═══ Exercise input

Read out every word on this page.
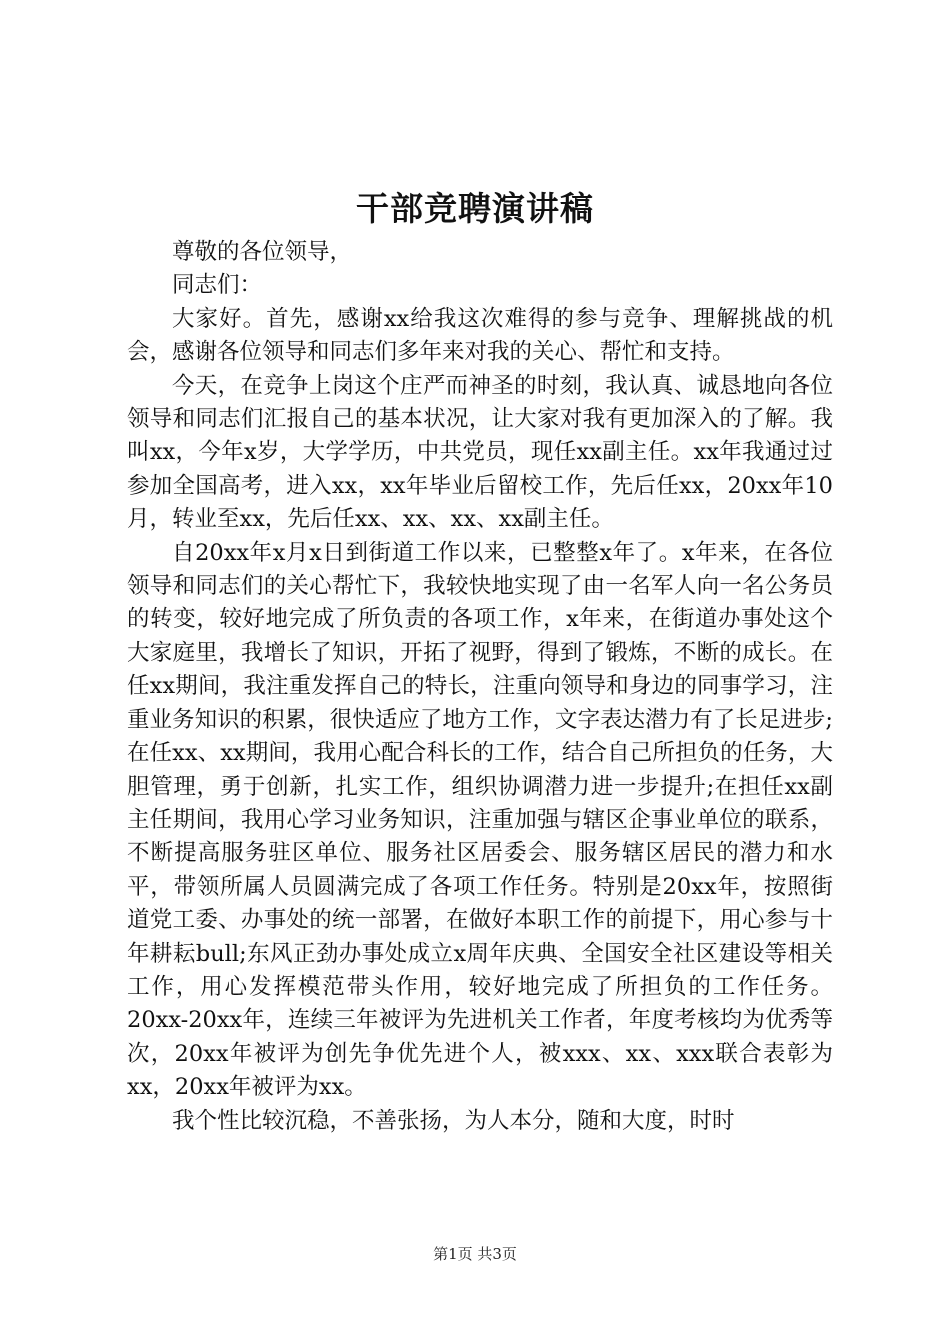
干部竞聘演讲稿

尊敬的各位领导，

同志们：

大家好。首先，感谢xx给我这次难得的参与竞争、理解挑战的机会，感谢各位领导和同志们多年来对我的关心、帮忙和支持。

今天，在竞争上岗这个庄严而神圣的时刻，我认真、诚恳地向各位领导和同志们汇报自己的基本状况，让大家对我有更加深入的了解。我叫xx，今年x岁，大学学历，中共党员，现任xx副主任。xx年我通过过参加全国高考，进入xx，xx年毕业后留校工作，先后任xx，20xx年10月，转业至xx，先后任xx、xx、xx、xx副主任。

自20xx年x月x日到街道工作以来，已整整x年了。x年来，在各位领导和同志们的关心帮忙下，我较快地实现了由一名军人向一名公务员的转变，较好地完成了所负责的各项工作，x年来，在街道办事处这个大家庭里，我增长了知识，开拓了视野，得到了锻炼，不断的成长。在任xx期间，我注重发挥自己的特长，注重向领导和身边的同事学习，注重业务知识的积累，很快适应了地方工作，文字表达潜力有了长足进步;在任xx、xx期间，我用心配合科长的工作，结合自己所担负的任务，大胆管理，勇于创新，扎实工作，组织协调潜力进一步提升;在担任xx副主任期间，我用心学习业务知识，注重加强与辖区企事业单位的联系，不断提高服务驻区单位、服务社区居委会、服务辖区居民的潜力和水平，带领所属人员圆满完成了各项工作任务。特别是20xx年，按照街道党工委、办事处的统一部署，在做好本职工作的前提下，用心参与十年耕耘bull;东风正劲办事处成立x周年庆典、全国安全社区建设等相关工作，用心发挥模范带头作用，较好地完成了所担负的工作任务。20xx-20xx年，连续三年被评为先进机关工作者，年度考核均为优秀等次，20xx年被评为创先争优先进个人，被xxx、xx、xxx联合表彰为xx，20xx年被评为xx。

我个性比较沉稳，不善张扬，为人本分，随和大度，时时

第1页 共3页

══════

Work required>
Skip the pictures and transcribe the rest of the records exactly.

Task result>
Read out every word on this page.
干部竞聘演讲稿

尊敬的各位领导，

同志们：

大家好。首先，感谢xx给我这次难得的参与竞争、理解挑战的机会，感谢各位领导和同志们多年来对我的关心、帮忙和支持。

今天，在竞争上岗这个庄严而神圣的时刻，我认真、诚恳地向各位领导和同志们汇报自己的基本状况，让大家对我有更加深入的了解。我叫xx，今年x岁，大学学历，中共党员，现任xx副主任。xx年我通过过参加全国高考，进入xx，xx年毕业后留校工作，先后任xx，20xx年10月，转业至xx，先后任xx、xx、xx、xx副主任。

自20xx年x月x日到街道工作以来，已整整x年了。x年来，在各位领导和同志们的关心帮忙下，我较快地实现了由一名军人向一名公务员的转变，较好地完成了所负责的各项工作，x年来，在街道办事处这个大家庭里，我增长了知识，开拓了视野，得到了锻炼，不断的成长。在任xx期间，我注重发挥自己的特长，注重向领导和身边的同事学习，注重业务知识的积累，很快适应了地方工作，文字表达潜力有了长足进步;在任xx、xx期间，我用心配合科长的工作，结合自己所担负的任务，大胆管理，勇于创新，扎实工作，组织协调潜力进一步提升;在担任xx副主任期间，我用心学习业务知识，注重加强与辖区企事业单位的联系，不断提高服务驻区单位、服务社区居委会、服务辖区居民的潜力和水平，带领所属人员圆满完成了各项工作任务。特别是20xx年，按照街道党工委、办事处的统一部署，在做好本职工作的前提下，用心参与十年耕耘bull;东风正劲办事处成立x周年庆典、全国安全社区建设等相关工作，用心发挥模范带头作用，较好地完成了所担负的工作任务。20xx-20xx年，连续三年被评为先进机关工作者，年度考核均为优秀等次，20xx年被评为创先争优先进个人，被xxx、xx、xxx联合表彰为xx，20xx年被评为xx。

我个性比较沉稳，不善张扬，为人本分，随和大度，时时

第1页 共3页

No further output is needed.